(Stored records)
※ ※ ※

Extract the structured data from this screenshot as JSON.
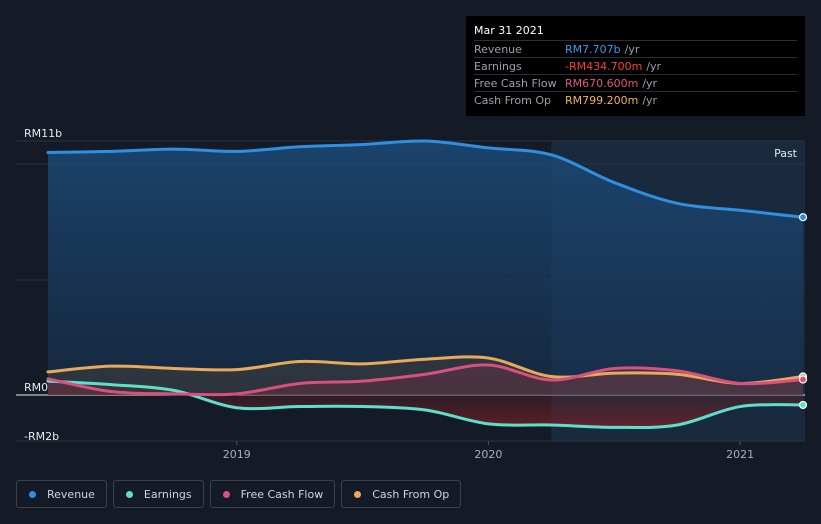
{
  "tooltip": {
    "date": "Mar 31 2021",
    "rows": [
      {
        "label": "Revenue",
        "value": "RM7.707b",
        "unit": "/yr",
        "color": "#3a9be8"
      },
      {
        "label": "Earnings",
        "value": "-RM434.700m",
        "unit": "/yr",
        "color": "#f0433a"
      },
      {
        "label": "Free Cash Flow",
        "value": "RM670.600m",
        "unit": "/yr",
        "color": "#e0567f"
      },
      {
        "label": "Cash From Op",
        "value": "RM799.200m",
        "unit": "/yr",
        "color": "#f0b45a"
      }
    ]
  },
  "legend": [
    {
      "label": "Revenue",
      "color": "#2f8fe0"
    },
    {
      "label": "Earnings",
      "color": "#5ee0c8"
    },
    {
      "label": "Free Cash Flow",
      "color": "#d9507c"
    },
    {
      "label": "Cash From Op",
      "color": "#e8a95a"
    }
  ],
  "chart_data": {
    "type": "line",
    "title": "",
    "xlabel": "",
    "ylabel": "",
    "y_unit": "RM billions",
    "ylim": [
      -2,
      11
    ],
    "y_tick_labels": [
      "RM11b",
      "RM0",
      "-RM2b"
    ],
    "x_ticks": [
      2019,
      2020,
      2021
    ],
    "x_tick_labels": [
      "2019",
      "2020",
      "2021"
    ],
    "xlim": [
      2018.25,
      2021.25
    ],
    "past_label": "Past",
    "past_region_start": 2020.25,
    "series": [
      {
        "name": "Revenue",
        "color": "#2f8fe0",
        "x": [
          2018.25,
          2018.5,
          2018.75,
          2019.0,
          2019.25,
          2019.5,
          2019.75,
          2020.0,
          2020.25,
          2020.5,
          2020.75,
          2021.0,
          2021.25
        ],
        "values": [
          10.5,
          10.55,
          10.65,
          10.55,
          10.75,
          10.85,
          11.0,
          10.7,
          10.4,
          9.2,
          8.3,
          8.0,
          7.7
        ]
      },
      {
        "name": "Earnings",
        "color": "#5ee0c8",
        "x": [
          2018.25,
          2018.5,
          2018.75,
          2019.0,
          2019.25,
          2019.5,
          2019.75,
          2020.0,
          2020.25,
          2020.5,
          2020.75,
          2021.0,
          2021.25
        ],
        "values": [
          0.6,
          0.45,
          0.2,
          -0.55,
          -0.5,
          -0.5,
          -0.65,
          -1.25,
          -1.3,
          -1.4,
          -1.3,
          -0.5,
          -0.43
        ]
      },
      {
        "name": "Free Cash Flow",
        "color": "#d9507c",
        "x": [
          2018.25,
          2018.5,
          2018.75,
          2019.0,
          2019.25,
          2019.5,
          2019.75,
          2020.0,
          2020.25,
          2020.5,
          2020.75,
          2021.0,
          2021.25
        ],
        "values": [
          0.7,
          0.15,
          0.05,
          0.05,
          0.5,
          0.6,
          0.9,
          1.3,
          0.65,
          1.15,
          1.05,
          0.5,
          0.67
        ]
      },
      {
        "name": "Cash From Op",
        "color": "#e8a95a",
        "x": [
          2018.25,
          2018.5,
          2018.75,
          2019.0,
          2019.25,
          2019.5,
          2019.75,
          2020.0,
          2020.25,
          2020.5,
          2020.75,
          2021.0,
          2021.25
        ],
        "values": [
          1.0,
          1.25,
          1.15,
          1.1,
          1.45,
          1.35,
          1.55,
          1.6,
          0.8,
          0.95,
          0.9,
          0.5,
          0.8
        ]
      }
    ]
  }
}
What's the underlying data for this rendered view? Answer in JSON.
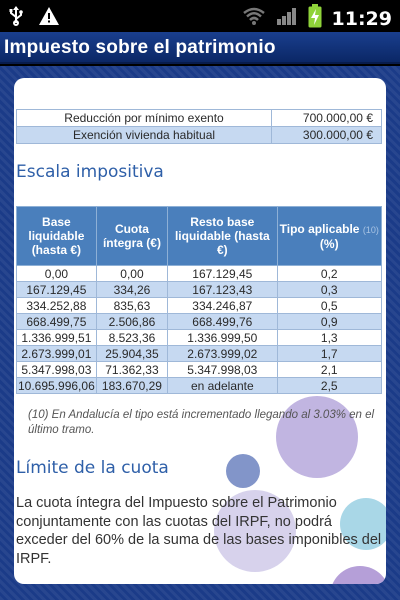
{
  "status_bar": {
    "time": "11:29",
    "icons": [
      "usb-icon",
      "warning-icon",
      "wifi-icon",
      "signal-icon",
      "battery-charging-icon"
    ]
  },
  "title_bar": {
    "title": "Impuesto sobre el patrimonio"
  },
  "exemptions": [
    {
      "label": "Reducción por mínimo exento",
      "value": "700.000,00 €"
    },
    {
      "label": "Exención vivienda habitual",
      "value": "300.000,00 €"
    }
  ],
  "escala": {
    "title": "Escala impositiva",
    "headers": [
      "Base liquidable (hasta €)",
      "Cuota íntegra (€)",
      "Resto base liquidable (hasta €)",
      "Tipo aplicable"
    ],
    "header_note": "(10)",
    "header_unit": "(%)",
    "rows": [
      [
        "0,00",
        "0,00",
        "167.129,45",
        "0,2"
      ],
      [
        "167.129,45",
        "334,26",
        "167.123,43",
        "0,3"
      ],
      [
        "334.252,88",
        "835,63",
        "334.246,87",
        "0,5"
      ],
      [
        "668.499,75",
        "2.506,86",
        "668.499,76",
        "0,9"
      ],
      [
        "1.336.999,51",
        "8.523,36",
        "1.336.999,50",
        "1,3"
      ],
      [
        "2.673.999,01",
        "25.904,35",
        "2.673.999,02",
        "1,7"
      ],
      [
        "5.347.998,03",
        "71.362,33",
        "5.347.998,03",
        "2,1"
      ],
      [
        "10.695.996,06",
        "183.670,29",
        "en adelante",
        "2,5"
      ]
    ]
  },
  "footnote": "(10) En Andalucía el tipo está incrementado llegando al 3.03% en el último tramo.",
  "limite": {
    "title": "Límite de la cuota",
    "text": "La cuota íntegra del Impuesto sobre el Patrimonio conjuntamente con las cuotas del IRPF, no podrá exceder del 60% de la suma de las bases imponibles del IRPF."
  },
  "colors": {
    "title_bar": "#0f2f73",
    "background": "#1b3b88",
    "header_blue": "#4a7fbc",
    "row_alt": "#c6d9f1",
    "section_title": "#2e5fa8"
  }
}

※ ※ ※

* WORK TO BE COMPLETED *
Report how many lines include the word "sobre". Give nothing but the number.

* THE REPLY *
2